BRIEF
Read through the entries below and return each line with the word "megszegte".

------------------------------------------------------------------------

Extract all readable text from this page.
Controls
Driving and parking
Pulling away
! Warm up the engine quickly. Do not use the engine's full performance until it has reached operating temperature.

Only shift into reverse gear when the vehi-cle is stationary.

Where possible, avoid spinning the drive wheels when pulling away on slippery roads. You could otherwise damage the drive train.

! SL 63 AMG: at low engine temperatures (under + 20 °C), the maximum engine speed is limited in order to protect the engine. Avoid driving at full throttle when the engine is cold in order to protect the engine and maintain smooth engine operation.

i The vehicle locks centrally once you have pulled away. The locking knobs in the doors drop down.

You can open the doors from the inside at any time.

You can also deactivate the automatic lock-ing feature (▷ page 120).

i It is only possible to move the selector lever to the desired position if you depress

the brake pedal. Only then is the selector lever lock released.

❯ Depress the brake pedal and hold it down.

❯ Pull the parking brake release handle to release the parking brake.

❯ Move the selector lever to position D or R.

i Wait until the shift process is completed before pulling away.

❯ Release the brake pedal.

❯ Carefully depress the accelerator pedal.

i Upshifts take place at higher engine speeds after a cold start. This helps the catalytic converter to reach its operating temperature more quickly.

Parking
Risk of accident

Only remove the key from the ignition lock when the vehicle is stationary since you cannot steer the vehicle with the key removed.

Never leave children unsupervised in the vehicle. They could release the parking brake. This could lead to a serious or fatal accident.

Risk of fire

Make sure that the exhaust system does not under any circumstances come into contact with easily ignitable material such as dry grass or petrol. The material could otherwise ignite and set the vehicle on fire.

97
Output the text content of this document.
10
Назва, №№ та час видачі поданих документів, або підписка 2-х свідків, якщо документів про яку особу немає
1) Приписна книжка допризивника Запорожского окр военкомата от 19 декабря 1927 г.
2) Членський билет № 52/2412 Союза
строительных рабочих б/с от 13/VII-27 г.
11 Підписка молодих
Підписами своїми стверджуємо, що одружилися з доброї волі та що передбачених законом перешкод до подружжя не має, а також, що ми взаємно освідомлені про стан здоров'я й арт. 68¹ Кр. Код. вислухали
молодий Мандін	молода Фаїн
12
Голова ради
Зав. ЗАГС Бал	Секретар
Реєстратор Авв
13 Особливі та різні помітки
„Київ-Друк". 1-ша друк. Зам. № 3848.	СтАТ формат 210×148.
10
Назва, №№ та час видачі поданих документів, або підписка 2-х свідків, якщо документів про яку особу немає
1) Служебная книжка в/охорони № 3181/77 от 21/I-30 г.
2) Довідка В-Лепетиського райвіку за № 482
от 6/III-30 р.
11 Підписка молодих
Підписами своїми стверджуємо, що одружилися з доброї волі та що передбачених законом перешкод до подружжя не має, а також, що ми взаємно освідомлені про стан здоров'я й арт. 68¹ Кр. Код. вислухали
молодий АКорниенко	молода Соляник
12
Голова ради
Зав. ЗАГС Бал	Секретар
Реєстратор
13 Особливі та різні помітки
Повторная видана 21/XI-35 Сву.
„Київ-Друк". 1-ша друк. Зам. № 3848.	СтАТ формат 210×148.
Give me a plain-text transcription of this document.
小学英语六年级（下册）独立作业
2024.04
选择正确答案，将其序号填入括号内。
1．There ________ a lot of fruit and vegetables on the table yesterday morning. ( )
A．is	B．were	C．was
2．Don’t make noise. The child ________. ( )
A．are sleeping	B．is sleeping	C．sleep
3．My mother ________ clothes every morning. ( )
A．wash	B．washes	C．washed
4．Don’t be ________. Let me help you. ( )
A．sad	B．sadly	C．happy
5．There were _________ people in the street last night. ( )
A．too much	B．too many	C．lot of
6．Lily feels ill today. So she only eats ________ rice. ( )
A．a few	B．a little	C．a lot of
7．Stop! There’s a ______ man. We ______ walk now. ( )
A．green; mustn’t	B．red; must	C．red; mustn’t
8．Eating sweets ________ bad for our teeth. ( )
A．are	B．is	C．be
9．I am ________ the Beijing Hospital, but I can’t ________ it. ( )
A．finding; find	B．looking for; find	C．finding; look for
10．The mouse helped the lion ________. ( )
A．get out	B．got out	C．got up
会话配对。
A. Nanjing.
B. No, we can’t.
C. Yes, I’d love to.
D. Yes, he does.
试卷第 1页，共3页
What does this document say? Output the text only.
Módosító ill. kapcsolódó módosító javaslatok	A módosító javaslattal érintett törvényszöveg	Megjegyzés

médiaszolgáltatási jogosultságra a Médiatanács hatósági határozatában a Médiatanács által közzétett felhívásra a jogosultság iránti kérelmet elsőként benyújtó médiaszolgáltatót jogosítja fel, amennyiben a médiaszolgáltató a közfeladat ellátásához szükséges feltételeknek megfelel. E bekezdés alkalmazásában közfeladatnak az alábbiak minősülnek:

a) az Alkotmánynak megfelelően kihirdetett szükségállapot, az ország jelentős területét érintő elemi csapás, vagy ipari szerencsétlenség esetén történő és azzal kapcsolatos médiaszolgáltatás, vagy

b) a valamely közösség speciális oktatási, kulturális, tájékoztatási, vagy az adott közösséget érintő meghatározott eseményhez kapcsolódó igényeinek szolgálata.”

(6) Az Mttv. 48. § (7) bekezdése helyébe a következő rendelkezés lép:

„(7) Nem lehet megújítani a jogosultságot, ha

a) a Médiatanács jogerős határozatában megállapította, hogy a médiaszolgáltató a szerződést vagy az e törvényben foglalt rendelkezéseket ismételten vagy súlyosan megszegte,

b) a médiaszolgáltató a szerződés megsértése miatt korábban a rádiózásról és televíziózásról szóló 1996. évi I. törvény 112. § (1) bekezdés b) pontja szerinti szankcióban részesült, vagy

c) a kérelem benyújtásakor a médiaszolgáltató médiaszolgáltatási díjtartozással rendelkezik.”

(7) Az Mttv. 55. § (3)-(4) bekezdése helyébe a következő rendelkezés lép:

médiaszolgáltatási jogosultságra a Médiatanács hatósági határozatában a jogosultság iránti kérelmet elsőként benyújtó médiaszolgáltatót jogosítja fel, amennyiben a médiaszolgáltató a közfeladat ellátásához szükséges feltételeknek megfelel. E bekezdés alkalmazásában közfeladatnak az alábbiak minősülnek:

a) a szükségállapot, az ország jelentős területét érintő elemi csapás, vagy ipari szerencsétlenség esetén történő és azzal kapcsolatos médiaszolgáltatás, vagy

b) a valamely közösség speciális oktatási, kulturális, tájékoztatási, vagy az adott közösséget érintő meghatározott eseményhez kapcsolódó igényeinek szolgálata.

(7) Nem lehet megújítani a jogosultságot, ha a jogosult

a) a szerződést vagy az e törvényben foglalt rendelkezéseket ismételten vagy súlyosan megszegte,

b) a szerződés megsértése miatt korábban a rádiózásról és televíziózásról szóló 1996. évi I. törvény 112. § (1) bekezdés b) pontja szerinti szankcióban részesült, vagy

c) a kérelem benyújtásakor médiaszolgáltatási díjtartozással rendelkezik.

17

------------------------------------------------------------------------

SOLVED EXERCISE
a) a Médiatanács jogerős határozatában megállapította, hogy a médiaszolgáltató a szerződést vagy az e törvényben foglalt rendelkezéseket ismételten vagy súlyosan megszegte,
a) a szerződést vagy az e törvényben foglalt rendelkezéseket ismételten vagy súlyosan megszegte,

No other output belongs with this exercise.